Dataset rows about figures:
++++
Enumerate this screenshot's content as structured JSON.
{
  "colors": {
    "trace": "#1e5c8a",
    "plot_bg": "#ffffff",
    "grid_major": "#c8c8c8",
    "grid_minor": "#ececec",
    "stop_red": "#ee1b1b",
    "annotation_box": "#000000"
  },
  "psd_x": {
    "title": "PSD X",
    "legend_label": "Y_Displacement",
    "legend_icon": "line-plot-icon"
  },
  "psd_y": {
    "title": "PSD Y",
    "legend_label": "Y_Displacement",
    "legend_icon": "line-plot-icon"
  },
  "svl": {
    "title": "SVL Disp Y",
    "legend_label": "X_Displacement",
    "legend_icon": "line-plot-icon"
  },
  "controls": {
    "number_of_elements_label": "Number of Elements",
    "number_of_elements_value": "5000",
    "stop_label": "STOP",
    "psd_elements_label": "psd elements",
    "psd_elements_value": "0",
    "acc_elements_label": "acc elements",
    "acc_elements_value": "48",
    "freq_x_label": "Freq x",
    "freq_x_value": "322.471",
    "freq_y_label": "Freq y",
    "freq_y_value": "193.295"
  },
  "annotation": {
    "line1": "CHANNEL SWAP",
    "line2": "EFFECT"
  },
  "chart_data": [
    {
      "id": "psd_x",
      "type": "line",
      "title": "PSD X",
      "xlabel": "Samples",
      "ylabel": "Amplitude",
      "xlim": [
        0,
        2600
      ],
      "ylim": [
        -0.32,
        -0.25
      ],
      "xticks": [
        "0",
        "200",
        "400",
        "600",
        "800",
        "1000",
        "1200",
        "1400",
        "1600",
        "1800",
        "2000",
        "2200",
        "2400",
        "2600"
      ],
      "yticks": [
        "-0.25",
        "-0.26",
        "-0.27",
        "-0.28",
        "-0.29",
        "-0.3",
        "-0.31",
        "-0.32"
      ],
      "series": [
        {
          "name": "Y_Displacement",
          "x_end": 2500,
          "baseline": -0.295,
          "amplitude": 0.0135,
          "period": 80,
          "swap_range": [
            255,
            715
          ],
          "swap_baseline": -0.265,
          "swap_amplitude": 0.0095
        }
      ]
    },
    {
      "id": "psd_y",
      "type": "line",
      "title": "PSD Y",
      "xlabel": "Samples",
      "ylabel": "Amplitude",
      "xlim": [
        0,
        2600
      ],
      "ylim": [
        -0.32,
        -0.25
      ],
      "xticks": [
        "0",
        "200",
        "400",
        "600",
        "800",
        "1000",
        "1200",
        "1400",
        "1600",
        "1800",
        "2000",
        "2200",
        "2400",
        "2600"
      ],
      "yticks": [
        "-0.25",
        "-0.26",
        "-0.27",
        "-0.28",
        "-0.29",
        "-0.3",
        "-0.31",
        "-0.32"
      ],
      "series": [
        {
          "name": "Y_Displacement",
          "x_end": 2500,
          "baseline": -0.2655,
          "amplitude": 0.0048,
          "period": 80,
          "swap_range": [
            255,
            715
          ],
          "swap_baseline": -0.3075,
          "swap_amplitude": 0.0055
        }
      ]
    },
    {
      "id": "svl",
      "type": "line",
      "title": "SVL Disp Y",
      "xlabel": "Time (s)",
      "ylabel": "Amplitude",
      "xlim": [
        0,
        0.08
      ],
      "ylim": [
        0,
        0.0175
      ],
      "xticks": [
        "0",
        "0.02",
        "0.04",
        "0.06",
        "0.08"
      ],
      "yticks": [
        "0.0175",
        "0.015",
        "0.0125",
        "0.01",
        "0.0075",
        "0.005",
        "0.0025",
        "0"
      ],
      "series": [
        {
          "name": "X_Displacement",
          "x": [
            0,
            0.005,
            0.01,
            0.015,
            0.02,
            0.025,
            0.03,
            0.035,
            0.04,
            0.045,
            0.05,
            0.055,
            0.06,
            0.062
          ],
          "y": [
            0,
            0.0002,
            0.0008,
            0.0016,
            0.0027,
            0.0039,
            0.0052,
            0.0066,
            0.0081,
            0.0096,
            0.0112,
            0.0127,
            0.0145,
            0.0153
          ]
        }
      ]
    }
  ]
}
++++
Reproduce the complete data exactly as presented above.

Enumerate this screenshot's content as structured JSON.
{
  "colors": {
    "trace": "#1e5c8a",
    "plot_bg": "#ffffff",
    "grid_major": "#c8c8c8",
    "grid_minor": "#ececec",
    "stop_red": "#ee1b1b",
    "annotation_box": "#000000"
  },
  "psd_x": {
    "title": "PSD X",
    "legend_label": "Y_Displacement",
    "legend_icon": "line-plot-icon"
  },
  "psd_y": {
    "title": "PSD Y",
    "legend_label": "Y_Displacement",
    "legend_icon": "line-plot-icon"
  },
  "svl": {
    "title": "SVL Disp Y",
    "legend_label": "X_Displacement",
    "legend_icon": "line-plot-icon"
  },
  "controls": {
    "number_of_elements_label": "Number of Elements",
    "number_of_elements_value": "5000",
    "stop_label": "STOP",
    "psd_elements_label": "psd elements",
    "psd_elements_value": "0",
    "acc_elements_label": "acc elements",
    "acc_elements_value": "48",
    "freq_x_label": "Freq x",
    "freq_x_value": "322.471",
    "freq_y_label": "Freq y",
    "freq_y_value": "193.295"
  },
  "annotation": {
    "line1": "CHANNEL SWAP",
    "line2": "EFFECT"
  },
  "chart_data": [
    {
      "id": "psd_x",
      "type": "line",
      "title": "PSD X",
      "xlabel": "Samples",
      "ylabel": "Amplitude",
      "xlim": [
        0,
        2600
      ],
      "ylim": [
        -0.32,
        -0.25
      ],
      "xticks": [
        "0",
        "200",
        "400",
        "600",
        "800",
        "1000",
        "1200",
        "1400",
        "1600",
        "1800",
        "2000",
        "2200",
        "2400",
        "2600"
      ],
      "yticks": [
        "-0.25",
        "-0.26",
        "-0.27",
        "-0.28",
        "-0.29",
        "-0.3",
        "-0.31",
        "-0.32"
      ],
      "series": [
        {
          "name": "Y_Displacement",
          "x_end": 2500,
          "baseline": -0.295,
          "amplitude": 0.0135,
          "period": 80,
          "swap_range": [
            255,
            715
          ],
          "swap_baseline": -0.265,
          "swap_amplitude": 0.0095
        }
      ]
    },
    {
      "id": "psd_y",
      "type": "line",
      "title": "PSD Y",
      "xlabel": "Samples",
      "ylabel": "Amplitude",
      "xlim": [
        0,
        2600
      ],
      "ylim": [
        -0.32,
        -0.25
      ],
      "xticks": [
        "0",
        "200",
        "400",
        "600",
        "800",
        "1000",
        "1200",
        "1400",
        "1600",
        "1800",
        "2000",
        "2200",
        "2400",
        "2600"
      ],
      "yticks": [
        "-0.25",
        "-0.26",
        "-0.27",
        "-0.28",
        "-0.29",
        "-0.3",
        "-0.31",
        "-0.32"
      ],
      "series": [
        {
          "name": "Y_Displacement",
          "x_end": 2500,
          "baseline": -0.2655,
          "amplitude": 0.0048,
          "period": 80,
          "swap_range": [
            255,
            715
          ],
          "swap_baseline": -0.3075,
          "swap_amplitude": 0.0055
        }
      ]
    },
    {
      "id": "svl",
      "type": "line",
      "title": "SVL Disp Y",
      "xlabel": "Time (s)",
      "ylabel": "Amplitude",
      "xlim": [
        0,
        0.08
      ],
      "ylim": [
        0,
        0.0175
      ],
      "xticks": [
        "0",
        "0.02",
        "0.04",
        "0.06",
        "0.08"
      ],
      "yticks": [
        "0.0175",
        "0.015",
        "0.0125",
        "0.01",
        "0.0075",
        "0.005",
        "0.0025",
        "0"
      ],
      "series": [
        {
          "name": "X_Displacement",
          "x": [
            0,
            0.005,
            0.01,
            0.015,
            0.02,
            0.025,
            0.03,
            0.035,
            0.04,
            0.045,
            0.05,
            0.055,
            0.06,
            0.062
          ],
          "y": [
            0,
            0.0002,
            0.0008,
            0.0016,
            0.0027,
            0.0039,
            0.0052,
            0.0066,
            0.0081,
            0.0096,
            0.0112,
            0.0127,
            0.0145,
            0.0153
          ]
        }
      ]
    }
  ]
}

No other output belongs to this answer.